Extract each line bearing the word "rejected".

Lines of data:
· · · · · · ·

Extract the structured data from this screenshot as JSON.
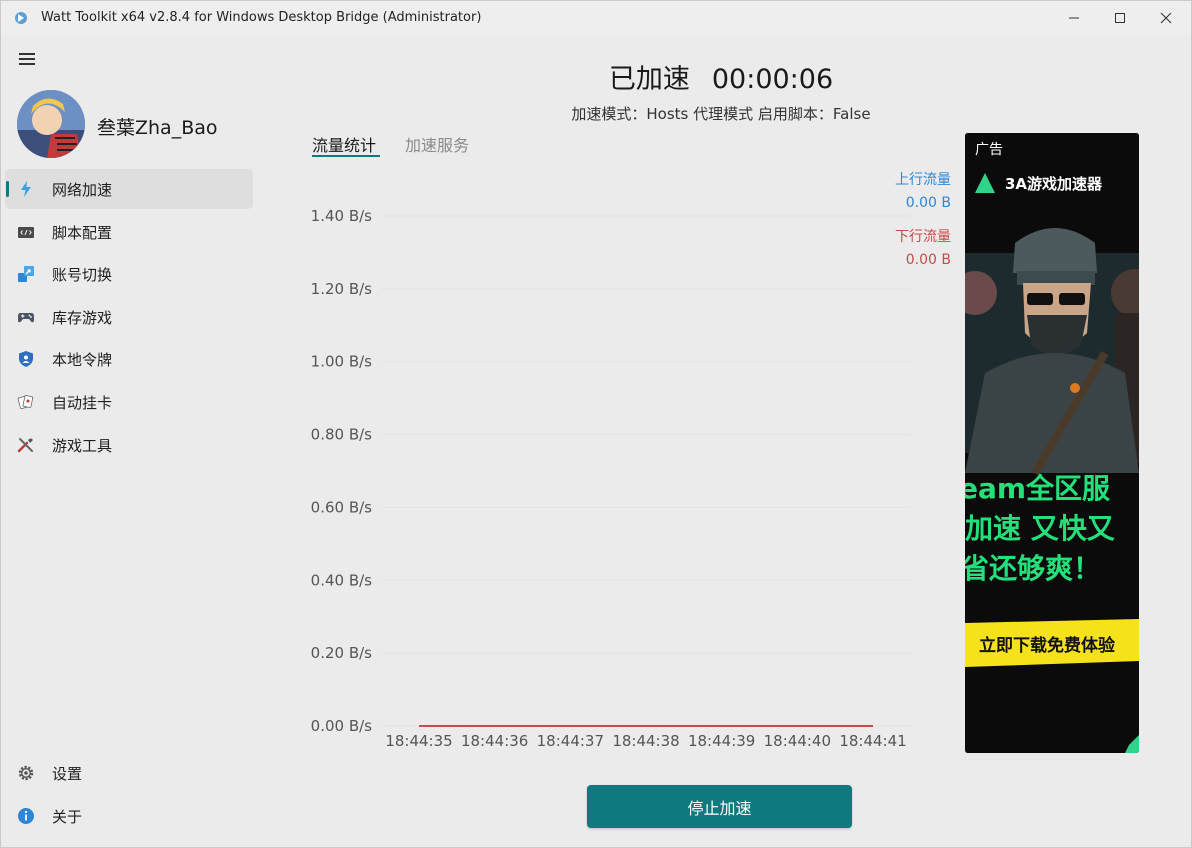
{
  "window": {
    "title": "Watt Toolkit x64 v2.8.4 for Windows Desktop Bridge (Administrator)",
    "minimize": "—",
    "maximize": "☐",
    "close": "✕"
  },
  "user": {
    "name": "叁葉Zha_Bao"
  },
  "sidebar": {
    "items": [
      {
        "label": "网络加速",
        "icon": "lightning-icon",
        "active": true
      },
      {
        "label": "脚本配置",
        "icon": "script-icon"
      },
      {
        "label": "账号切换",
        "icon": "account-switch-icon"
      },
      {
        "label": "库存游戏",
        "icon": "gamepad-icon"
      },
      {
        "label": "本地令牌",
        "icon": "shield-icon"
      },
      {
        "label": "自动挂卡",
        "icon": "cards-icon"
      },
      {
        "label": "游戏工具",
        "icon": "tools-icon"
      }
    ],
    "bottom": [
      {
        "label": "设置",
        "icon": "gear-icon"
      },
      {
        "label": "关于",
        "icon": "info-icon"
      }
    ]
  },
  "status": {
    "state": "已加速",
    "elapsed": "00:00:06",
    "mode_line": "加速模式：Hosts 代理模式   启用脚本：False"
  },
  "tabs": [
    {
      "label": "流量统计",
      "active": true
    },
    {
      "label": "加速服务",
      "active": false
    }
  ],
  "legend": {
    "up_label": "上行流量",
    "up_value": "0.00 B",
    "down_label": "下行流量",
    "down_value": "0.00 B",
    "up_color": "#2f86d6",
    "down_color": "#c94a4a"
  },
  "chart_data": {
    "type": "line",
    "x": [
      "18:44:35",
      "18:44:36",
      "18:44:37",
      "18:44:38",
      "18:44:39",
      "18:44:40",
      "18:44:41"
    ],
    "y_ticks": [
      "0.00 B/s",
      "0.20 B/s",
      "0.40 B/s",
      "0.60 B/s",
      "0.80 B/s",
      "1.00 B/s",
      "1.20 B/s",
      "1.40 B/s"
    ],
    "ylim": [
      0,
      1.4
    ],
    "series": [
      {
        "name": "上行流量",
        "color": "#2f86d6",
        "values": [
          0,
          0,
          0,
          0,
          0,
          0,
          0
        ]
      },
      {
        "name": "下行流量",
        "color": "#c94a4a",
        "values": [
          0,
          0,
          0,
          0,
          0,
          0,
          0
        ]
      }
    ]
  },
  "ad": {
    "tag": "广告",
    "brand": "3A游戏加速器",
    "lines": [
      "eam全区服",
      "加速 又快又",
      "省还够爽！"
    ],
    "cta": "立即下载免费体验"
  },
  "actions": {
    "stop_label": "停止加速"
  }
}
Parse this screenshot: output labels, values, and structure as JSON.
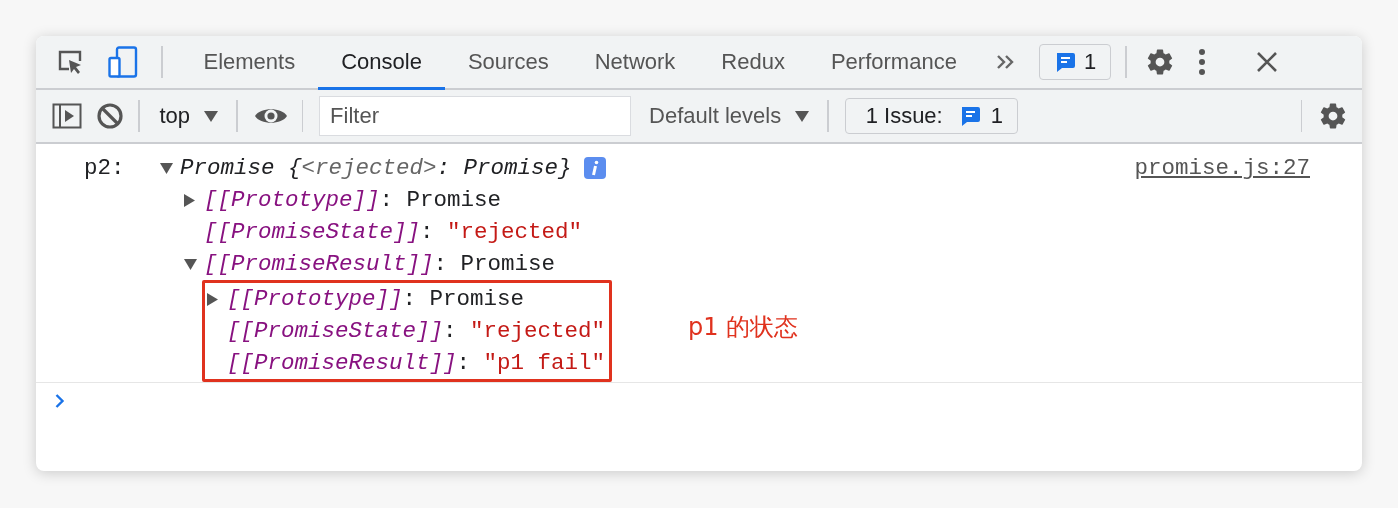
{
  "tabs": [
    {
      "label": "Elements",
      "selected": false
    },
    {
      "label": "Console",
      "selected": true
    },
    {
      "label": "Sources",
      "selected": false
    },
    {
      "label": "Network",
      "selected": false
    },
    {
      "label": "Redux",
      "selected": false
    },
    {
      "label": "Performance",
      "selected": false
    }
  ],
  "messages_badge": "1",
  "toolbar": {
    "context": "top",
    "filter_placeholder": "Filter",
    "levels": "Default levels",
    "issues_label": "1 Issue:",
    "issues_count": "1"
  },
  "console": {
    "label": "p2:",
    "source": "promise.js:27",
    "separator": ":",
    "summary": [
      {
        "text": "Promise {",
        "kind": "plain"
      },
      {
        "text": "<rejected>",
        "kind": "dim"
      },
      {
        "text": ": Promise}",
        "kind": "plain"
      }
    ],
    "expanded": true,
    "children": [
      {
        "key": "[[Prototype]]",
        "value": "Promise",
        "kind": "object",
        "expanded": false
      },
      {
        "key": "[[PromiseState]]",
        "value": "\"rejected\"",
        "kind": "string"
      },
      {
        "key": "[[PromiseResult]]",
        "value": "Promise",
        "kind": "object",
        "expanded": true,
        "highlighted": true,
        "children": [
          {
            "key": "[[Prototype]]",
            "value": "Promise",
            "kind": "object",
            "expanded": false
          },
          {
            "key": "[[PromiseState]]",
            "value": "\"rejected\"",
            "kind": "string"
          },
          {
            "key": "[[PromiseResult]]",
            "value": "\"p1 fail\"",
            "kind": "string"
          }
        ]
      }
    ]
  },
  "annotation": "p1 的状态"
}
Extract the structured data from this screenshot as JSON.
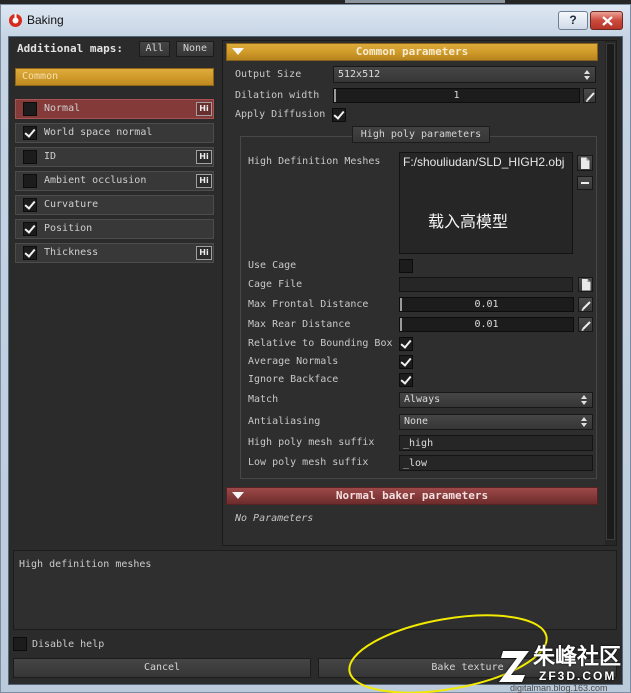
{
  "window": {
    "title": "Baking",
    "help_button": "?"
  },
  "left_panel": {
    "additional_maps_label": "Additional maps:",
    "all_button": "All",
    "none_button": "None",
    "group_label": "Common",
    "high_poly_badge": "Hi",
    "maps": [
      {
        "label": "Normal",
        "checked": false,
        "high_poly": true,
        "selected": true
      },
      {
        "label": "World space normal",
        "checked": true,
        "high_poly": false,
        "selected": false
      },
      {
        "label": "ID",
        "checked": false,
        "high_poly": true,
        "selected": false
      },
      {
        "label": "Ambient occlusion",
        "checked": false,
        "high_poly": true,
        "selected": false
      },
      {
        "label": "Curvature",
        "checked": true,
        "high_poly": false,
        "selected": false
      },
      {
        "label": "Position",
        "checked": true,
        "high_poly": false,
        "selected": false
      },
      {
        "label": "Thickness",
        "checked": true,
        "high_poly": true,
        "selected": false
      }
    ]
  },
  "common_parameters": {
    "header": "Common parameters",
    "output_size": {
      "label": "Output Size",
      "value": "512x512"
    },
    "dilation_width": {
      "label": "Dilation width",
      "value": "1"
    },
    "apply_diffusion": {
      "label": "Apply Diffusion",
      "checked": true
    }
  },
  "high_poly_parameters": {
    "tab_label": "High poly parameters",
    "high_definition_meshes": {
      "label": "High Definition Meshes",
      "files": [
        "F:/shouliudan/SLD_HIGH2.obj"
      ]
    },
    "use_cage": {
      "label": "Use Cage",
      "checked": false
    },
    "cage_file": {
      "label": "Cage File"
    },
    "max_frontal_distance": {
      "label": "Max Frontal Distance",
      "value": "0.01"
    },
    "max_rear_distance": {
      "label": "Max Rear Distance",
      "value": "0.01"
    },
    "relative_to_bounding_box": {
      "label": "Relative to Bounding Box",
      "checked": true
    },
    "average_normals": {
      "label": "Average Normals",
      "checked": true
    },
    "ignore_backface": {
      "label": "Ignore Backface",
      "checked": true
    },
    "match": {
      "label": "Match",
      "value": "Always"
    },
    "antialiasing": {
      "label": "Antialiasing",
      "value": "None"
    },
    "high_poly_mesh_suffix": {
      "label": "High poly mesh suffix",
      "value": "_high"
    },
    "low_poly_mesh_suffix": {
      "label": "Low poly mesh suffix",
      "value": "_low"
    }
  },
  "normal_baker_parameters": {
    "header": "Normal baker parameters",
    "empty_text": "No Parameters"
  },
  "help": {
    "text": "High definition meshes",
    "disable_label": "Disable help",
    "disable_checked": false
  },
  "footer": {
    "cancel_button": "Cancel",
    "bake_button": "Bake texture"
  },
  "annotation": {
    "mesh_note": "载入高模型"
  },
  "watermark": {
    "brand": "朱峰社区",
    "site": "ZF3D.COM",
    "blog": "digitalman.blog.163.com"
  },
  "colors": {
    "gold": "#d09b29",
    "red": "#853a3a",
    "panel": "#2b2b2b",
    "text": "#c8c8c8",
    "annotation": "#f2ea00"
  }
}
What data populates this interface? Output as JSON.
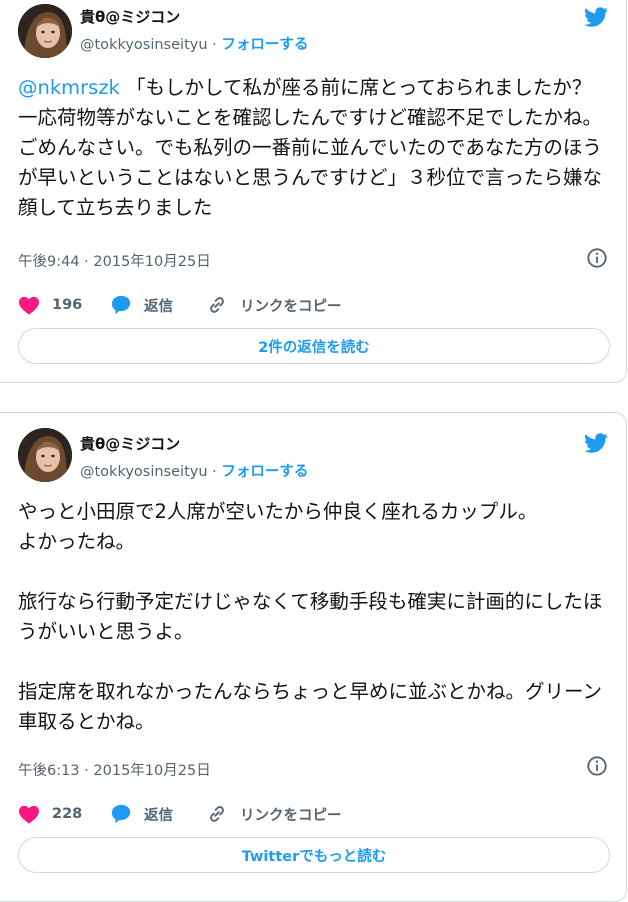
{
  "tweets": [
    {
      "author_name": "貴θ@ミジコン",
      "handle": "@tokkyosinseityu",
      "separator": " · ",
      "follow_label": "フォローする",
      "mention": "@nkmrszk",
      "text": " 「もしかして私が座る前に席とっておられましたか？一応荷物等がないことを確認したんですけど確認不足でしたかね。ごめんなさい。でも私列の一番前に並んでいたのであなた方のほうが早いということはないと思うんですけど」３秒位で言ったら嫌な顔して立ち去りました",
      "timestamp": "午後9:44 · 2015年10月25日",
      "like_count": "196",
      "reply_label": "返信",
      "copy_link_label": "リンクをコピー",
      "read_button_label": "2件の返信を読む"
    },
    {
      "author_name": "貴θ@ミジコン",
      "handle": "@tokkyosinseityu",
      "separator": " · ",
      "follow_label": "フォローする",
      "text": "やっと小田原で2人席が空いたから仲良く座れるカップル。\nよかったね。\n\n旅行なら行動予定だけじゃなくて移動手段も確実に計画的にしたほうがいいと思うよ。\n\n指定席を取れなかったんならちょっと早めに並ぶとかね。グリーン車取るとかね。",
      "timestamp": "午後6:13 · 2015年10月25日",
      "like_count": "228",
      "reply_label": "返信",
      "copy_link_label": "リンクをコピー",
      "read_button_label": "Twitterでもっと読む"
    }
  ],
  "colors": {
    "accent": "#1d9bf0",
    "like": "#f91880",
    "secondary_text": "#536471",
    "border": "#cfd9de"
  },
  "icons": [
    "twitter-bird-icon",
    "info-icon",
    "heart-icon",
    "reply-bubble-icon",
    "link-icon"
  ]
}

· · · · · · ·

EXERCISE OUTPUT:
        "text": "<rejected>",
        "value": "\"rejected\"",
            "value": "\"rejected\"",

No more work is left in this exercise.